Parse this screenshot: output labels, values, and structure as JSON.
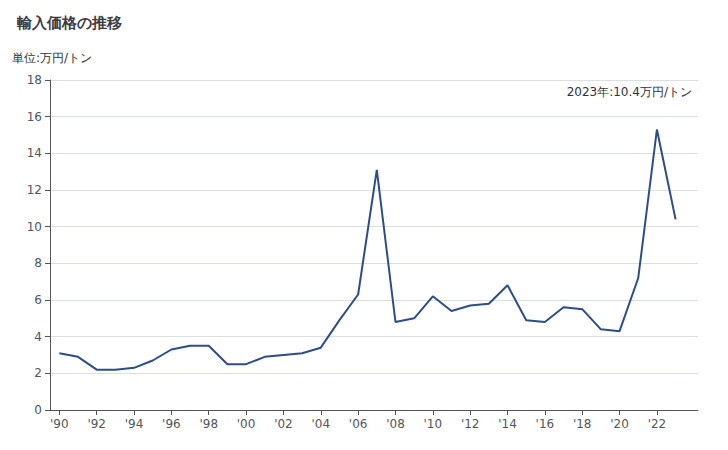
{
  "chart_data": {
    "type": "line",
    "title": "輸入価格の推移",
    "ylabel": "単位:万円/トン",
    "annotation": "2023年:10.4万円/トン",
    "x": [
      1990,
      1991,
      1992,
      1993,
      1994,
      1995,
      1996,
      1997,
      1998,
      1999,
      2000,
      2001,
      2002,
      2003,
      2004,
      2005,
      2006,
      2007,
      2008,
      2009,
      2010,
      2011,
      2012,
      2013,
      2014,
      2015,
      2016,
      2017,
      2018,
      2019,
      2020,
      2021,
      2022,
      2023
    ],
    "values": [
      3.1,
      2.9,
      2.2,
      2.2,
      2.3,
      2.7,
      3.3,
      3.5,
      3.5,
      2.5,
      2.5,
      2.9,
      3.0,
      3.1,
      3.4,
      4.9,
      6.3,
      13.1,
      4.8,
      5.0,
      6.2,
      5.4,
      5.7,
      5.8,
      6.8,
      4.9,
      4.8,
      5.6,
      5.5,
      4.4,
      4.3,
      7.2,
      15.3,
      10.4
    ],
    "color": "#2d4d8a",
    "xlim": [
      1989.5,
      2024.2
    ],
    "xticks": [
      {
        "value": 1990,
        "label": "'90"
      },
      {
        "value": 1992,
        "label": "'92"
      },
      {
        "value": 1994,
        "label": "'94"
      },
      {
        "value": 1996,
        "label": "'96"
      },
      {
        "value": 1998,
        "label": "'98"
      },
      {
        "value": 2000,
        "label": "'00"
      },
      {
        "value": 2002,
        "label": "'02"
      },
      {
        "value": 2004,
        "label": "'04"
      },
      {
        "value": 2006,
        "label": "'06"
      },
      {
        "value": 2008,
        "label": "'08"
      },
      {
        "value": 2010,
        "label": "'10"
      },
      {
        "value": 2012,
        "label": "'12"
      },
      {
        "value": 2014,
        "label": "'14"
      },
      {
        "value": 2016,
        "label": "'16"
      },
      {
        "value": 2018,
        "label": "'18"
      },
      {
        "value": 2020,
        "label": "'20"
      },
      {
        "value": 2022,
        "label": "'22"
      }
    ],
    "ylim": [
      0,
      18
    ],
    "yticks": [
      0,
      2,
      4,
      6,
      8,
      10,
      12,
      14,
      16,
      18
    ],
    "grid": true
  }
}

○ ○ ○

■ What is expected
Each line above that includes "values" should be shown.

■ Result of the exercise
Parse this screenshot: output labels, values, and structure as JSON.
    "values": [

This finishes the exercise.